+++ RAW RECORDS

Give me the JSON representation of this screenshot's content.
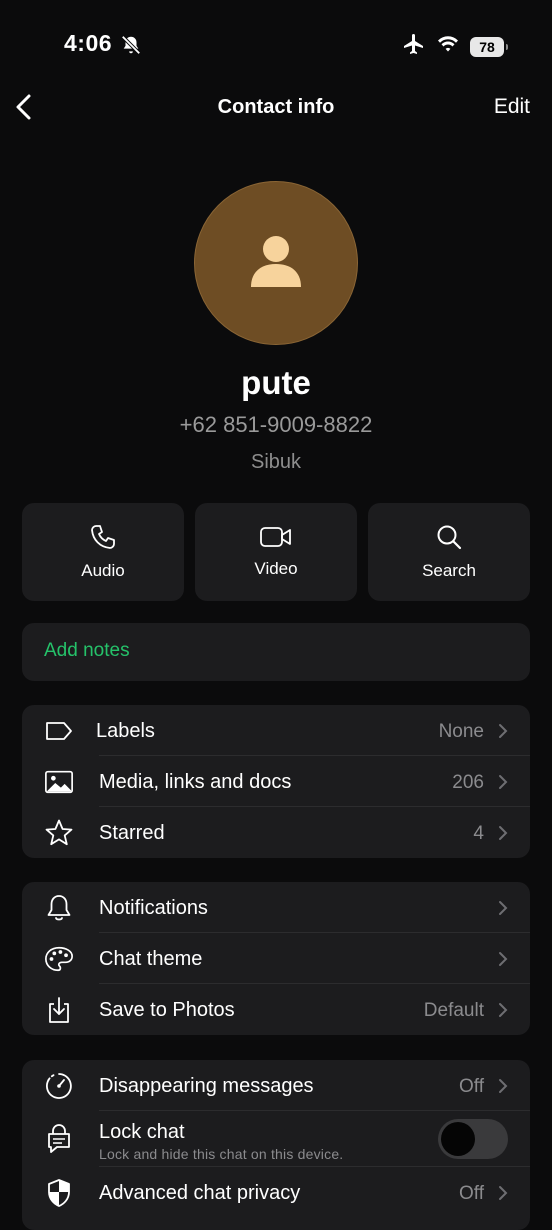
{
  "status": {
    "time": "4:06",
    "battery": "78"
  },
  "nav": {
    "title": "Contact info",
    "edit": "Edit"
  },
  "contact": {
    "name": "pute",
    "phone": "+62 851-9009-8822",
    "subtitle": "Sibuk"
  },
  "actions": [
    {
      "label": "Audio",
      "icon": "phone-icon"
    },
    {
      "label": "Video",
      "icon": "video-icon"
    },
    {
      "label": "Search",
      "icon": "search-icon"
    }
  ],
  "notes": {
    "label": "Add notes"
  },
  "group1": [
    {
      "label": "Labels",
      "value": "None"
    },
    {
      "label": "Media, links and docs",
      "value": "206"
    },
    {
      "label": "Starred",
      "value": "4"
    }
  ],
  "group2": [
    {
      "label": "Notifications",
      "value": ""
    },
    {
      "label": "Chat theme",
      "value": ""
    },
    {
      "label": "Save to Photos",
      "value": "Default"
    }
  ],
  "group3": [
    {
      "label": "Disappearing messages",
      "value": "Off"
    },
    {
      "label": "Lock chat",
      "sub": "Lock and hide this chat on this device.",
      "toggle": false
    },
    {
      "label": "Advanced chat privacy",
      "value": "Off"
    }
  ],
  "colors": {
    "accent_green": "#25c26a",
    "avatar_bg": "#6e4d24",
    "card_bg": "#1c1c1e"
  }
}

++++++

TASK DETAILS:
Reproduce the listing above exactly, excluding all pictures.

WRITTEN ANSWER:
Give me the JSON representation of this screenshot's content.
{
  "status": {
    "time": "4:06",
    "battery": "78"
  },
  "nav": {
    "title": "Contact info",
    "edit": "Edit"
  },
  "contact": {
    "name": "pute",
    "phone": "+62 851-9009-8822",
    "subtitle": "Sibuk"
  },
  "actions": [
    {
      "label": "Audio",
      "icon": "phone-icon"
    },
    {
      "label": "Video",
      "icon": "video-icon"
    },
    {
      "label": "Search",
      "icon": "search-icon"
    }
  ],
  "notes": {
    "label": "Add notes"
  },
  "group1": [
    {
      "label": "Labels",
      "value": "None"
    },
    {
      "label": "Media, links and docs",
      "value": "206"
    },
    {
      "label": "Starred",
      "value": "4"
    }
  ],
  "group2": [
    {
      "label": "Notifications",
      "value": ""
    },
    {
      "label": "Chat theme",
      "value": ""
    },
    {
      "label": "Save to Photos",
      "value": "Default"
    }
  ],
  "group3": [
    {
      "label": "Disappearing messages",
      "value": "Off"
    },
    {
      "label": "Lock chat",
      "sub": "Lock and hide this chat on this device.",
      "toggle": false
    },
    {
      "label": "Advanced chat privacy",
      "value": "Off"
    }
  ],
  "colors": {
    "accent_green": "#25c26a",
    "avatar_bg": "#6e4d24",
    "card_bg": "#1c1c1e"
  }
}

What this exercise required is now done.